### WHAT THIS TASK INVOLVES:
Write the material out again in full, word for word. Do not include the pictures.

[Entries from a visual dataset]

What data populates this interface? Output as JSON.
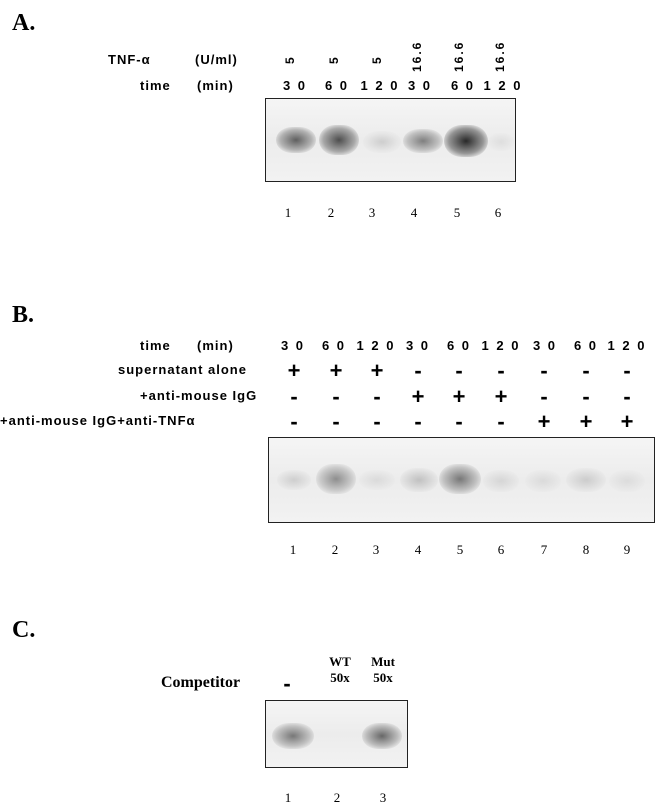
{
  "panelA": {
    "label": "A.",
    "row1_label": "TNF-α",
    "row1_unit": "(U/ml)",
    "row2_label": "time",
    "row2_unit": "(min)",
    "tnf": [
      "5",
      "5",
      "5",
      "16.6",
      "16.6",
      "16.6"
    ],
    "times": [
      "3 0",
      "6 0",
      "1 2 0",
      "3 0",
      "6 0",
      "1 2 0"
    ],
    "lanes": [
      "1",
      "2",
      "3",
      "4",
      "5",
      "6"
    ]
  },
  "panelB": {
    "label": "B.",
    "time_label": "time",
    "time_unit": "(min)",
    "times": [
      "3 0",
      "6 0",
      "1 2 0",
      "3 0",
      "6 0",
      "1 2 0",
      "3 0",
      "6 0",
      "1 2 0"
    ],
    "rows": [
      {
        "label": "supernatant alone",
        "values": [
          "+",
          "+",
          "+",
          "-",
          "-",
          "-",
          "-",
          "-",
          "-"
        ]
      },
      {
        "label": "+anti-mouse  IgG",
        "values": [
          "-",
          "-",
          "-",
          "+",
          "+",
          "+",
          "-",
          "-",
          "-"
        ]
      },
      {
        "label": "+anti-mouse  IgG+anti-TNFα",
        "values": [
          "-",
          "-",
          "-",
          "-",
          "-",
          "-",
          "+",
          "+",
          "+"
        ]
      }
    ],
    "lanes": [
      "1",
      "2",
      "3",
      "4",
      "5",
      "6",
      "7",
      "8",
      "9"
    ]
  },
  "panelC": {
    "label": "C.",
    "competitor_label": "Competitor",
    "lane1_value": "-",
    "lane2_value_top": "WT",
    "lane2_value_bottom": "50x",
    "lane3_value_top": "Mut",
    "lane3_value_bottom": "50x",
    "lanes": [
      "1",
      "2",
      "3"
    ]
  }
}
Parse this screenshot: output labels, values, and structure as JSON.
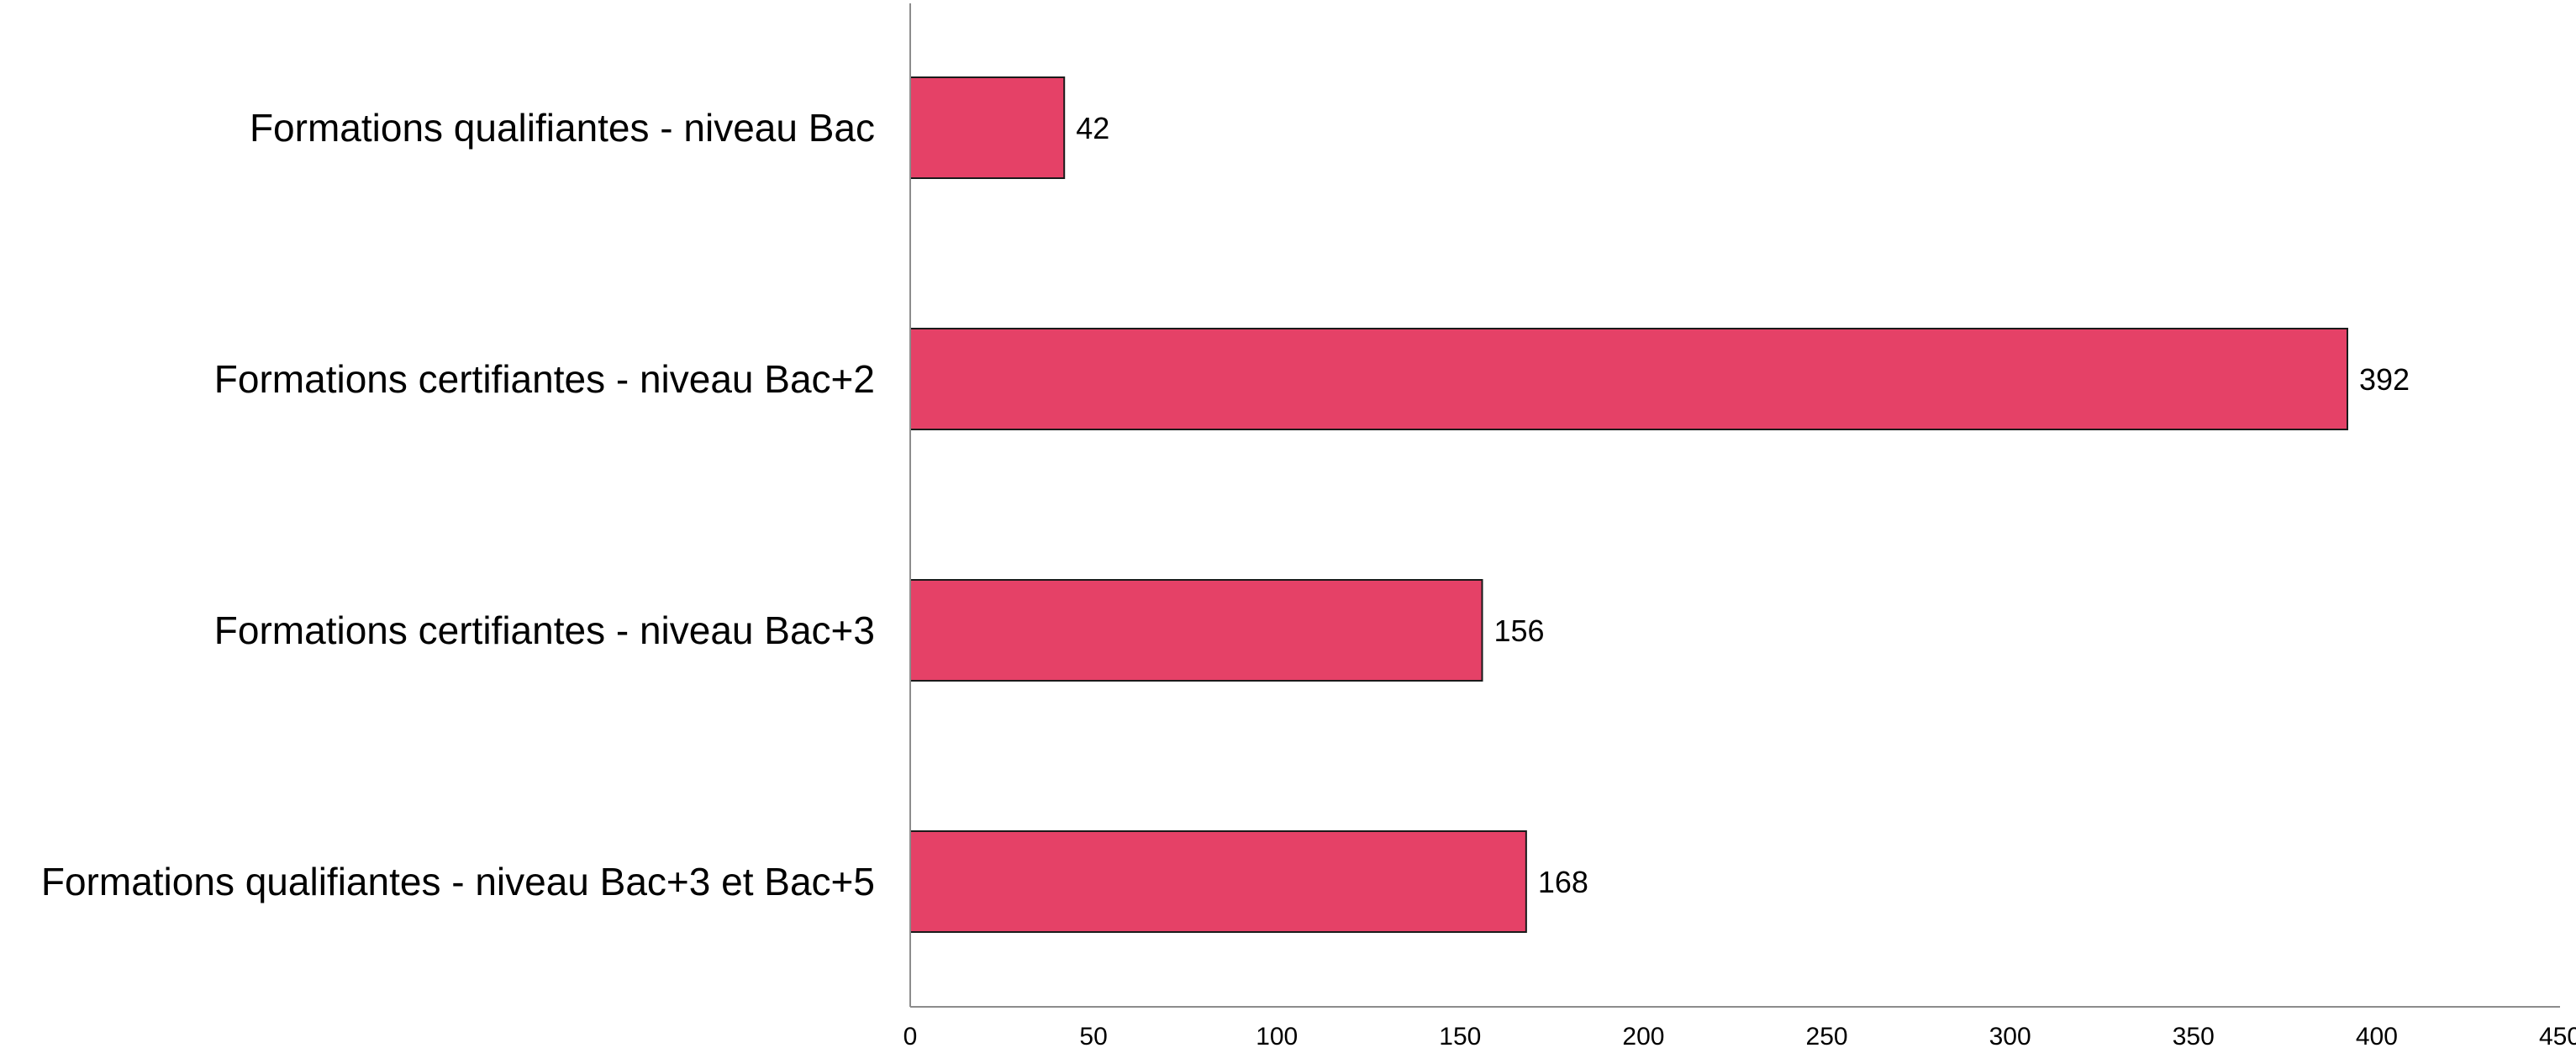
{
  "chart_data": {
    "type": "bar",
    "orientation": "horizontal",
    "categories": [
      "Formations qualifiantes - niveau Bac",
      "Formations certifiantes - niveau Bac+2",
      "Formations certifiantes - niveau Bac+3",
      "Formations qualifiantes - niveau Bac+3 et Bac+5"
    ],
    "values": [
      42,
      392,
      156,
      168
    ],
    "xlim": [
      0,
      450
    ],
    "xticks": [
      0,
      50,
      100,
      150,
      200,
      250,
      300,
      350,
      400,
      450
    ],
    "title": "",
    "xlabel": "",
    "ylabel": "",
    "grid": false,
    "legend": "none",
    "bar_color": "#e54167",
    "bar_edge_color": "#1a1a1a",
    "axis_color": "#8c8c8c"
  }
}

### RESPONSE:
What data populates this interface? Output as JSON.
{
  "panelA": {
    "label": "A.",
    "row1_label": "TNF-α",
    "row1_unit": "(U/ml)",
    "row2_label": "time",
    "row2_unit": "(min)",
    "tnf": [
      "5",
      "5",
      "5",
      "16.6",
      "16.6",
      "16.6"
    ],
    "times": [
      "3 0",
      "6 0",
      "1 2 0",
      "3 0",
      "6 0",
      "1 2 0"
    ],
    "lanes": [
      "1",
      "2",
      "3",
      "4",
      "5",
      "6"
    ]
  },
  "panelB": {
    "label": "B.",
    "time_label": "time",
    "time_unit": "(min)",
    "times": [
      "3 0",
      "6 0",
      "1 2 0",
      "3 0",
      "6 0",
      "1 2 0",
      "3 0",
      "6 0",
      "1 2 0"
    ],
    "rows": [
      {
        "label": "supernatant alone",
        "values": [
          "+",
          "+",
          "+",
          "-",
          "-",
          "-",
          "-",
          "-",
          "-"
        ]
      },
      {
        "label": "+anti-mouse  IgG",
        "values": [
          "-",
          "-",
          "-",
          "+",
          "+",
          "+",
          "-",
          "-",
          "-"
        ]
      },
      {
        "label": "+anti-mouse  IgG+anti-TNFα",
        "values": [
          "-",
          "-",
          "-",
          "-",
          "-",
          "-",
          "+",
          "+",
          "+"
        ]
      }
    ],
    "lanes": [
      "1",
      "2",
      "3",
      "4",
      "5",
      "6",
      "7",
      "8",
      "9"
    ]
  },
  "panelC": {
    "label": "C.",
    "competitor_label": "Competitor",
    "lane1_value": "-",
    "lane2_value_top": "WT",
    "lane2_value_bottom": "50x",
    "lane3_value_top": "Mut",
    "lane3_value_bottom": "50x",
    "lanes": [
      "1",
      "2",
      "3"
    ]
  }
}
Parse this screenshot: output labels, values, and structure as JSON.
{
  "chart_data": {
    "type": "bar",
    "orientation": "horizontal",
    "categories": [
      "Formations qualifiantes - niveau Bac",
      "Formations certifiantes - niveau Bac+2",
      "Formations certifiantes - niveau Bac+3",
      "Formations qualifiantes - niveau Bac+3 et Bac+5"
    ],
    "values": [
      42,
      392,
      156,
      168
    ],
    "xlim": [
      0,
      450
    ],
    "xticks": [
      0,
      50,
      100,
      150,
      200,
      250,
      300,
      350,
      400,
      450
    ],
    "title": "",
    "xlabel": "",
    "ylabel": "",
    "grid": false,
    "legend": "none",
    "bar_color": "#e54167",
    "bar_edge_color": "#1a1a1a",
    "axis_color": "#8c8c8c"
  }
}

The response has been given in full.